- [What you will do]
Repeat each entry as written, dropping any picture you find.

[BEGIN]

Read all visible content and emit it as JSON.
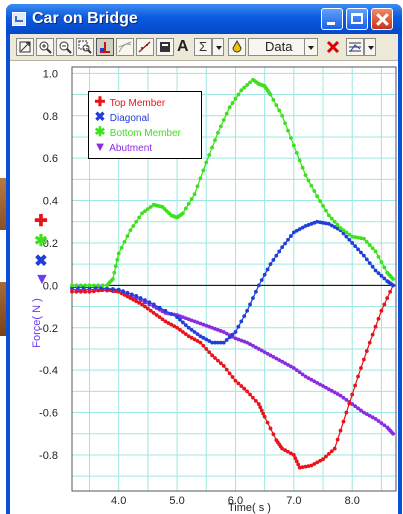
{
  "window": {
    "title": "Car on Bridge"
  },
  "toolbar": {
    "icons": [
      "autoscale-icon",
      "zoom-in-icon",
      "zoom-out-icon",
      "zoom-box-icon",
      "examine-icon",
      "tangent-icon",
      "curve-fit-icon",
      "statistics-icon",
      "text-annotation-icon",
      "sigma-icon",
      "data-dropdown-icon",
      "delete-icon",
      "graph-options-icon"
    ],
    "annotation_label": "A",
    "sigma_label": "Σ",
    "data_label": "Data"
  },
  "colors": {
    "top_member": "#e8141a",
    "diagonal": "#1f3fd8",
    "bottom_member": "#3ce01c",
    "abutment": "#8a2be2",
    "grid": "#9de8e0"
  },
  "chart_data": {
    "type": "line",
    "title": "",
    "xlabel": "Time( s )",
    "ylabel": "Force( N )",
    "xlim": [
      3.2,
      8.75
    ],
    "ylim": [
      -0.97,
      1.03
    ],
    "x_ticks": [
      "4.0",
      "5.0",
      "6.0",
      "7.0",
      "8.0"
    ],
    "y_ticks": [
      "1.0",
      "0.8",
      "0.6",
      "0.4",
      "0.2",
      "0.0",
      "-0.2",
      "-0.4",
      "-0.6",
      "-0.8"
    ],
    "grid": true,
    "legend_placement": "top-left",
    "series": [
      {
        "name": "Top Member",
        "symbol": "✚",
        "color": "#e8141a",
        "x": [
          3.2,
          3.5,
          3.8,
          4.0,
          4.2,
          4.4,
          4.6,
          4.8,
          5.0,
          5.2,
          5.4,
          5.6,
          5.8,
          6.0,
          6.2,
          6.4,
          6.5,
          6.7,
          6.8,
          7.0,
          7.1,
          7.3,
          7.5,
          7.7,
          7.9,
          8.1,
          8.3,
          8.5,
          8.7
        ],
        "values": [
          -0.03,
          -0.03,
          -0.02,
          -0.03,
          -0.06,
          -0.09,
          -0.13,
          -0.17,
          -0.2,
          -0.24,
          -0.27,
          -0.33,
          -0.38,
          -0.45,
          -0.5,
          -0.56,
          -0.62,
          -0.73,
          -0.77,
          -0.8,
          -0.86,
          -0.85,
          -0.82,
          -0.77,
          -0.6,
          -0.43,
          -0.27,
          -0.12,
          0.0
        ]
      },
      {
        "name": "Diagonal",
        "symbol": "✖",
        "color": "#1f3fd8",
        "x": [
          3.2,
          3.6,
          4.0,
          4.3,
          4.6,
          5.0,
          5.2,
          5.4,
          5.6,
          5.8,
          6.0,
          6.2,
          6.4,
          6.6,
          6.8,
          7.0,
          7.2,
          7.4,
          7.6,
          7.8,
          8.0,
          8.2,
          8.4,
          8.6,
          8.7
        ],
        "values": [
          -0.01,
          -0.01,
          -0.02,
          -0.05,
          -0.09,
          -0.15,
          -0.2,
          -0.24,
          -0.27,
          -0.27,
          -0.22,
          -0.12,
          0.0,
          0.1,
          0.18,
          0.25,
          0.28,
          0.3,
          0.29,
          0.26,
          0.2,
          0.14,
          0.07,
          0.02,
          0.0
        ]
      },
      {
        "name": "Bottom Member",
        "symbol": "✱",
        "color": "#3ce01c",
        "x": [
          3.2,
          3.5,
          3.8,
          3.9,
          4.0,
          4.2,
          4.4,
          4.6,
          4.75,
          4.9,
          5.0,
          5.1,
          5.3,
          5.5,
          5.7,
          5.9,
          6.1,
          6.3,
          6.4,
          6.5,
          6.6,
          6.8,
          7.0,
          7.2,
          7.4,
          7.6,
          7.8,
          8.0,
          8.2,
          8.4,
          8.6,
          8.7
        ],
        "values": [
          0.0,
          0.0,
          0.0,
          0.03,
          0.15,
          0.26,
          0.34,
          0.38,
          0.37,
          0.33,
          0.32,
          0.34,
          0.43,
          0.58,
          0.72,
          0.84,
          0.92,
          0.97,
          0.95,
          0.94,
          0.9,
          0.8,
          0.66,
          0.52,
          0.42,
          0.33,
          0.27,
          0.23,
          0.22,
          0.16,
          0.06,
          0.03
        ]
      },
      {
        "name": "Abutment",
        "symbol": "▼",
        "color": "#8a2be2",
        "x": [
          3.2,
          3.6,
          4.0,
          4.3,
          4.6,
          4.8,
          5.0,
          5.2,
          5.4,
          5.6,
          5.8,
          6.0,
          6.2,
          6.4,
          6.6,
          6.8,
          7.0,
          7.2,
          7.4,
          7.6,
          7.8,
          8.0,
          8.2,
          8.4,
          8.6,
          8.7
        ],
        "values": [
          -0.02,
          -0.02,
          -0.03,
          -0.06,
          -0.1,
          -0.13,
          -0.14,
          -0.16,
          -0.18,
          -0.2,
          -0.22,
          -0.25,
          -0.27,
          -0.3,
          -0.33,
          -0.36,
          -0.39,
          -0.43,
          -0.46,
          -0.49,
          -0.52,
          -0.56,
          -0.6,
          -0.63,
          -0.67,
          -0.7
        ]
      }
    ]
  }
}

[END]

- [Task solution]
Read all visible content and emit it as JSON.
{
  "window": {
    "title": "Car on Bridge"
  },
  "toolbar": {
    "icons": [
      "autoscale-icon",
      "zoom-in-icon",
      "zoom-out-icon",
      "zoom-box-icon",
      "examine-icon",
      "tangent-icon",
      "curve-fit-icon",
      "statistics-icon",
      "text-annotation-icon",
      "sigma-icon",
      "data-dropdown-icon",
      "delete-icon",
      "graph-options-icon"
    ],
    "annotation_label": "A",
    "sigma_label": "Σ",
    "data_label": "Data"
  },
  "colors": {
    "top_member": "#e8141a",
    "diagonal": "#1f3fd8",
    "bottom_member": "#3ce01c",
    "abutment": "#8a2be2",
    "grid": "#9de8e0"
  },
  "chart_data": {
    "type": "line",
    "title": "",
    "xlabel": "Time( s )",
    "ylabel": "Force( N )",
    "xlim": [
      3.2,
      8.75
    ],
    "ylim": [
      -0.97,
      1.03
    ],
    "x_ticks": [
      "4.0",
      "5.0",
      "6.0",
      "7.0",
      "8.0"
    ],
    "y_ticks": [
      "1.0",
      "0.8",
      "0.6",
      "0.4",
      "0.2",
      "0.0",
      "-0.2",
      "-0.4",
      "-0.6",
      "-0.8"
    ],
    "grid": true,
    "legend_placement": "top-left",
    "series": [
      {
        "name": "Top Member",
        "symbol": "✚",
        "color": "#e8141a",
        "x": [
          3.2,
          3.5,
          3.8,
          4.0,
          4.2,
          4.4,
          4.6,
          4.8,
          5.0,
          5.2,
          5.4,
          5.6,
          5.8,
          6.0,
          6.2,
          6.4,
          6.5,
          6.7,
          6.8,
          7.0,
          7.1,
          7.3,
          7.5,
          7.7,
          7.9,
          8.1,
          8.3,
          8.5,
          8.7
        ],
        "values": [
          -0.03,
          -0.03,
          -0.02,
          -0.03,
          -0.06,
          -0.09,
          -0.13,
          -0.17,
          -0.2,
          -0.24,
          -0.27,
          -0.33,
          -0.38,
          -0.45,
          -0.5,
          -0.56,
          -0.62,
          -0.73,
          -0.77,
          -0.8,
          -0.86,
          -0.85,
          -0.82,
          -0.77,
          -0.6,
          -0.43,
          -0.27,
          -0.12,
          0.0
        ]
      },
      {
        "name": "Diagonal",
        "symbol": "✖",
        "color": "#1f3fd8",
        "x": [
          3.2,
          3.6,
          4.0,
          4.3,
          4.6,
          5.0,
          5.2,
          5.4,
          5.6,
          5.8,
          6.0,
          6.2,
          6.4,
          6.6,
          6.8,
          7.0,
          7.2,
          7.4,
          7.6,
          7.8,
          8.0,
          8.2,
          8.4,
          8.6,
          8.7
        ],
        "values": [
          -0.01,
          -0.01,
          -0.02,
          -0.05,
          -0.09,
          -0.15,
          -0.2,
          -0.24,
          -0.27,
          -0.27,
          -0.22,
          -0.12,
          0.0,
          0.1,
          0.18,
          0.25,
          0.28,
          0.3,
          0.29,
          0.26,
          0.2,
          0.14,
          0.07,
          0.02,
          0.0
        ]
      },
      {
        "name": "Bottom Member",
        "symbol": "✱",
        "color": "#3ce01c",
        "x": [
          3.2,
          3.5,
          3.8,
          3.9,
          4.0,
          4.2,
          4.4,
          4.6,
          4.75,
          4.9,
          5.0,
          5.1,
          5.3,
          5.5,
          5.7,
          5.9,
          6.1,
          6.3,
          6.4,
          6.5,
          6.6,
          6.8,
          7.0,
          7.2,
          7.4,
          7.6,
          7.8,
          8.0,
          8.2,
          8.4,
          8.6,
          8.7
        ],
        "values": [
          0.0,
          0.0,
          0.0,
          0.03,
          0.15,
          0.26,
          0.34,
          0.38,
          0.37,
          0.33,
          0.32,
          0.34,
          0.43,
          0.58,
          0.72,
          0.84,
          0.92,
          0.97,
          0.95,
          0.94,
          0.9,
          0.8,
          0.66,
          0.52,
          0.42,
          0.33,
          0.27,
          0.23,
          0.22,
          0.16,
          0.06,
          0.03
        ]
      },
      {
        "name": "Abutment",
        "symbol": "▼",
        "color": "#8a2be2",
        "x": [
          3.2,
          3.6,
          4.0,
          4.3,
          4.6,
          4.8,
          5.0,
          5.2,
          5.4,
          5.6,
          5.8,
          6.0,
          6.2,
          6.4,
          6.6,
          6.8,
          7.0,
          7.2,
          7.4,
          7.6,
          7.8,
          8.0,
          8.2,
          8.4,
          8.6,
          8.7
        ],
        "values": [
          -0.02,
          -0.02,
          -0.03,
          -0.06,
          -0.1,
          -0.13,
          -0.14,
          -0.16,
          -0.18,
          -0.2,
          -0.22,
          -0.25,
          -0.27,
          -0.3,
          -0.33,
          -0.36,
          -0.39,
          -0.43,
          -0.46,
          -0.49,
          -0.52,
          -0.56,
          -0.6,
          -0.63,
          -0.67,
          -0.7
        ]
      }
    ]
  }
}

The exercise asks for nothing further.